The task. Each entry must be reproduced precisely as it stands.

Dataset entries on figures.
================================

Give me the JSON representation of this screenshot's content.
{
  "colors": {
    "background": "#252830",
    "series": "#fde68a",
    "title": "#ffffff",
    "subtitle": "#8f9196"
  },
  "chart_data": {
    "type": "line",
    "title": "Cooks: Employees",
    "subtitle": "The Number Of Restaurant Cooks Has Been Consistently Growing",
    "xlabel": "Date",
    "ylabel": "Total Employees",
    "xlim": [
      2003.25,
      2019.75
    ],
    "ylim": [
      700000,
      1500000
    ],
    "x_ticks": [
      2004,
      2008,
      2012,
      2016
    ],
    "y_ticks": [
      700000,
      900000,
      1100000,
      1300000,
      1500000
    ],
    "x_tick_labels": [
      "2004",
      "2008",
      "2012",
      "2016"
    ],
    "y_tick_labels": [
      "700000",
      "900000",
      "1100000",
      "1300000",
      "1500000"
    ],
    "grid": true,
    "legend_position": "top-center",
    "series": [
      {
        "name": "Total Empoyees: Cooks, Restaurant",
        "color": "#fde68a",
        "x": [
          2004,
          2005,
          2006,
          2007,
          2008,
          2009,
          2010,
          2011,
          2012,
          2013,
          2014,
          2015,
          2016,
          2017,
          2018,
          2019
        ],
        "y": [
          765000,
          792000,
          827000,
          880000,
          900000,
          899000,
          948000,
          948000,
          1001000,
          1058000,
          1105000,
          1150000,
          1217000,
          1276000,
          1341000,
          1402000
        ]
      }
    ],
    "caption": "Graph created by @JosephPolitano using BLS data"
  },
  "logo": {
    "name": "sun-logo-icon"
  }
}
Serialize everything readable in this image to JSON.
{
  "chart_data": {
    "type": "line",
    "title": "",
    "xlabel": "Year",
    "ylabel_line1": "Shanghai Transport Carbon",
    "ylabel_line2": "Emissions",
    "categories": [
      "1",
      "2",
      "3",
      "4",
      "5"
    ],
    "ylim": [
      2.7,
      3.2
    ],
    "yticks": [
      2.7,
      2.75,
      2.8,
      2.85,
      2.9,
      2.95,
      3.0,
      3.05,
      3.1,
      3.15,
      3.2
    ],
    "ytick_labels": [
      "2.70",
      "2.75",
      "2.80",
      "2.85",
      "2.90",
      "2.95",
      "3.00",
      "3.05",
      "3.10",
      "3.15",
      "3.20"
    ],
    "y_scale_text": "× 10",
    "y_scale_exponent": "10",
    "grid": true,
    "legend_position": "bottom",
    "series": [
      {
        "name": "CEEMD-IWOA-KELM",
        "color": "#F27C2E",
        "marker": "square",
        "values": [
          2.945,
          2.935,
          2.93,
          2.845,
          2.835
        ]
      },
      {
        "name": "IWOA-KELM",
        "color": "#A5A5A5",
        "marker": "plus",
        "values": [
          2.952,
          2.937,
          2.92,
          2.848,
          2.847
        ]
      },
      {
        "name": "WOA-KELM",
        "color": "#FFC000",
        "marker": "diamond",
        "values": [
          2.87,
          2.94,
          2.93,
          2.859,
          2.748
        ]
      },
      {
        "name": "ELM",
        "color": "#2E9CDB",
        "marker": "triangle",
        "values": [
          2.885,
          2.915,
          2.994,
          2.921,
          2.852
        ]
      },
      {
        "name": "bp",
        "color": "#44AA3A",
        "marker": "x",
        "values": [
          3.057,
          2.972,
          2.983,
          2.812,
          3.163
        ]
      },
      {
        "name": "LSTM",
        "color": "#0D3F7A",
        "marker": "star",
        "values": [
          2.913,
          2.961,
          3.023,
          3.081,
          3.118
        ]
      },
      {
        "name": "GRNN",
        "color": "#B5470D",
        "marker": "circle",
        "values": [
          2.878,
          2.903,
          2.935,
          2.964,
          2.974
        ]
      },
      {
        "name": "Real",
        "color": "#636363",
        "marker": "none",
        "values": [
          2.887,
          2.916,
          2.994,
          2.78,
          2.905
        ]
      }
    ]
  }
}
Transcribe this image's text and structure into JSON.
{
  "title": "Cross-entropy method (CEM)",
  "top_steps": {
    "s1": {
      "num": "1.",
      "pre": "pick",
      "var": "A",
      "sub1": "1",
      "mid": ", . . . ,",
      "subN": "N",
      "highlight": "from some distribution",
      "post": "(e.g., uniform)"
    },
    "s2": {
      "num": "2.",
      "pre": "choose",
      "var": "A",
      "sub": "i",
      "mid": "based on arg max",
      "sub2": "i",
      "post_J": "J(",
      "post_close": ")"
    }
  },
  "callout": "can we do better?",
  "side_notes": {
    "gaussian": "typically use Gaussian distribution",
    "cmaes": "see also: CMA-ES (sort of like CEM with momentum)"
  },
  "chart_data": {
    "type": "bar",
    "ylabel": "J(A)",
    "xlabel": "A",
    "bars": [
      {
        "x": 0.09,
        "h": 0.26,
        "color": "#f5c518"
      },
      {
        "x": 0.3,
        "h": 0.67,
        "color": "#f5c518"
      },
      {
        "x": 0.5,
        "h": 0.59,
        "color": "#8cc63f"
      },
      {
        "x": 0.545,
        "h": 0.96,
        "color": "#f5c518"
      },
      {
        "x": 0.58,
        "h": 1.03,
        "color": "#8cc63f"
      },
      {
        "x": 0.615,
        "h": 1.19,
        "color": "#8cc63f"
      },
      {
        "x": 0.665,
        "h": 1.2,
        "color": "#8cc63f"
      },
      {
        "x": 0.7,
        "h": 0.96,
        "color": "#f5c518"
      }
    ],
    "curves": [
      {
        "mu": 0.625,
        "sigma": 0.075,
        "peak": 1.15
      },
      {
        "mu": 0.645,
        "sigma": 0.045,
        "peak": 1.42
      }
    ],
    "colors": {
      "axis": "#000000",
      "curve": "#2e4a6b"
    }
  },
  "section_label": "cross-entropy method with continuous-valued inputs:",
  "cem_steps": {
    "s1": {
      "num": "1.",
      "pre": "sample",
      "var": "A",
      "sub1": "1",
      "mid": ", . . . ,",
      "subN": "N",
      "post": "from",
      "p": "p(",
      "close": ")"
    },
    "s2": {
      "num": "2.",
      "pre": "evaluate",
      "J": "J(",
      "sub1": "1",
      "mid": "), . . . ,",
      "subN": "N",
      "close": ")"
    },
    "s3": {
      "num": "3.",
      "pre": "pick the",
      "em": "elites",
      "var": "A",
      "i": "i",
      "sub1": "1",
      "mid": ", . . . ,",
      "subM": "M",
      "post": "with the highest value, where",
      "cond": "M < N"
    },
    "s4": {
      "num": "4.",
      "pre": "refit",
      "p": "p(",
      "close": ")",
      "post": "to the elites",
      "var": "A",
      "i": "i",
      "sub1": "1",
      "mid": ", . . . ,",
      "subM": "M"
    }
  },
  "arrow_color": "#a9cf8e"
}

================================

Task answer.
Give me the JSON representation of this screenshot's content.
{
  "colors": {
    "background": "#252830",
    "series": "#fde68a",
    "title": "#ffffff",
    "subtitle": "#8f9196"
  },
  "chart_data": {
    "type": "line",
    "title": "Cooks: Employees",
    "subtitle": "The Number Of Restaurant Cooks Has Been Consistently Growing",
    "xlabel": "Date",
    "ylabel": "Total Employees",
    "xlim": [
      2003.25,
      2019.75
    ],
    "ylim": [
      700000,
      1500000
    ],
    "x_ticks": [
      2004,
      2008,
      2012,
      2016
    ],
    "y_ticks": [
      700000,
      900000,
      1100000,
      1300000,
      1500000
    ],
    "x_tick_labels": [
      "2004",
      "2008",
      "2012",
      "2016"
    ],
    "y_tick_labels": [
      "700000",
      "900000",
      "1100000",
      "1300000",
      "1500000"
    ],
    "grid": true,
    "legend_position": "top-center",
    "series": [
      {
        "name": "Total Empoyees: Cooks, Restaurant",
        "color": "#fde68a",
        "x": [
          2004,
          2005,
          2006,
          2007,
          2008,
          2009,
          2010,
          2011,
          2012,
          2013,
          2014,
          2015,
          2016,
          2017,
          2018,
          2019
        ],
        "y": [
          765000,
          792000,
          827000,
          880000,
          900000,
          899000,
          948000,
          948000,
          1001000,
          1058000,
          1105000,
          1150000,
          1217000,
          1276000,
          1341000,
          1402000
        ]
      }
    ],
    "caption": "Graph created by @JosephPolitano using BLS data"
  },
  "logo": {
    "name": "sun-logo-icon"
  }
}
Serialize everything readable in this image to JSON.
{
  "chart_data": {
    "type": "line",
    "title": "",
    "xlabel": "Year",
    "ylabel_line1": "Shanghai Transport Carbon",
    "ylabel_line2": "Emissions",
    "categories": [
      "1",
      "2",
      "3",
      "4",
      "5"
    ],
    "ylim": [
      2.7,
      3.2
    ],
    "yticks": [
      2.7,
      2.75,
      2.8,
      2.85,
      2.9,
      2.95,
      3.0,
      3.05,
      3.1,
      3.15,
      3.2
    ],
    "ytick_labels": [
      "2.70",
      "2.75",
      "2.80",
      "2.85",
      "2.90",
      "2.95",
      "3.00",
      "3.05",
      "3.10",
      "3.15",
      "3.20"
    ],
    "y_scale_text": "× 10",
    "y_scale_exponent": "10",
    "grid": true,
    "legend_position": "bottom",
    "series": [
      {
        "name": "CEEMD-IWOA-KELM",
        "color": "#F27C2E",
        "marker": "square",
        "values": [
          2.945,
          2.935,
          2.93,
          2.845,
          2.835
        ]
      },
      {
        "name": "IWOA-KELM",
        "color": "#A5A5A5",
        "marker": "plus",
        "values": [
          2.952,
          2.937,
          2.92,
          2.848,
          2.847
        ]
      },
      {
        "name": "WOA-KELM",
        "color": "#FFC000",
        "marker": "diamond",
        "values": [
          2.87,
          2.94,
          2.93,
          2.859,
          2.748
        ]
      },
      {
        "name": "ELM",
        "color": "#2E9CDB",
        "marker": "triangle",
        "values": [
          2.885,
          2.915,
          2.994,
          2.921,
          2.852
        ]
      },
      {
        "name": "bp",
        "color": "#44AA3A",
        "marker": "x",
        "values": [
          3.057,
          2.972,
          2.983,
          2.812,
          3.163
        ]
      },
      {
        "name": "LSTM",
        "color": "#0D3F7A",
        "marker": "star",
        "values": [
          2.913,
          2.961,
          3.023,
          3.081,
          3.118
        ]
      },
      {
        "name": "GRNN",
        "color": "#B5470D",
        "marker": "circle",
        "values": [
          2.878,
          2.903,
          2.935,
          2.964,
          2.974
        ]
      },
      {
        "name": "Real",
        "color": "#636363",
        "marker": "none",
        "values": [
          2.887,
          2.916,
          2.994,
          2.78,
          2.905
        ]
      }
    ]
  }
}
Transcribe this image's text and structure into JSON.
{
  "title": "Cross-entropy method (CEM)",
  "top_steps": {
    "s1": {
      "num": "1.",
      "pre": "pick",
      "var": "A",
      "sub1": "1",
      "mid": ", . . . ,",
      "subN": "N",
      "highlight": "from some distribution",
      "post": "(e.g., uniform)"
    },
    "s2": {
      "num": "2.",
      "pre": "choose",
      "var": "A",
      "sub": "i",
      "mid": "based on arg max",
      "sub2": "i",
      "post_J": "J(",
      "post_close": ")"
    }
  },
  "callout": "can we do better?",
  "side_notes": {
    "gaussian": "typically use Gaussian distribution",
    "cmaes": "see also: CMA-ES (sort of like CEM with momentum)"
  },
  "chart_data": {
    "type": "bar",
    "ylabel": "J(A)",
    "xlabel": "A",
    "bars": [
      {
        "x": 0.09,
        "h": 0.26,
        "color": "#f5c518"
      },
      {
        "x": 0.3,
        "h": 0.67,
        "color": "#f5c518"
      },
      {
        "x": 0.5,
        "h": 0.59,
        "color": "#8cc63f"
      },
      {
        "x": 0.545,
        "h": 0.96,
        "color": "#f5c518"
      },
      {
        "x": 0.58,
        "h": 1.03,
        "color": "#8cc63f"
      },
      {
        "x": 0.615,
        "h": 1.19,
        "color": "#8cc63f"
      },
      {
        "x": 0.665,
        "h": 1.2,
        "color": "#8cc63f"
      },
      {
        "x": 0.7,
        "h": 0.96,
        "color": "#f5c518"
      }
    ],
    "curves": [
      {
        "mu": 0.625,
        "sigma": 0.075,
        "peak": 1.15
      },
      {
        "mu": 0.645,
        "sigma": 0.045,
        "peak": 1.42
      }
    ],
    "colors": {
      "axis": "#000000",
      "curve": "#2e4a6b"
    }
  },
  "section_label": "cross-entropy method with continuous-valued inputs:",
  "cem_steps": {
    "s1": {
      "num": "1.",
      "pre": "sample",
      "var": "A",
      "sub1": "1",
      "mid": ", . . . ,",
      "subN": "N",
      "post": "from",
      "p": "p(",
      "close": ")"
    },
    "s2": {
      "num": "2.",
      "pre": "evaluate",
      "J": "J(",
      "sub1": "1",
      "mid": "), . . . ,",
      "subN": "N",
      "close": ")"
    },
    "s3": {
      "num": "3.",
      "pre": "pick the",
      "em": "elites",
      "var": "A",
      "i": "i",
      "sub1": "1",
      "mid": ", . . . ,",
      "subM": "M",
      "post": "with the highest value, where",
      "cond": "M < N"
    },
    "s4": {
      "num": "4.",
      "pre": "refit",
      "p": "p(",
      "close": ")",
      "post": "to the elites",
      "var": "A",
      "i": "i",
      "sub1": "1",
      "mid": ", . . . ,",
      "subM": "M"
    }
  },
  "arrow_color": "#a9cf8e"
}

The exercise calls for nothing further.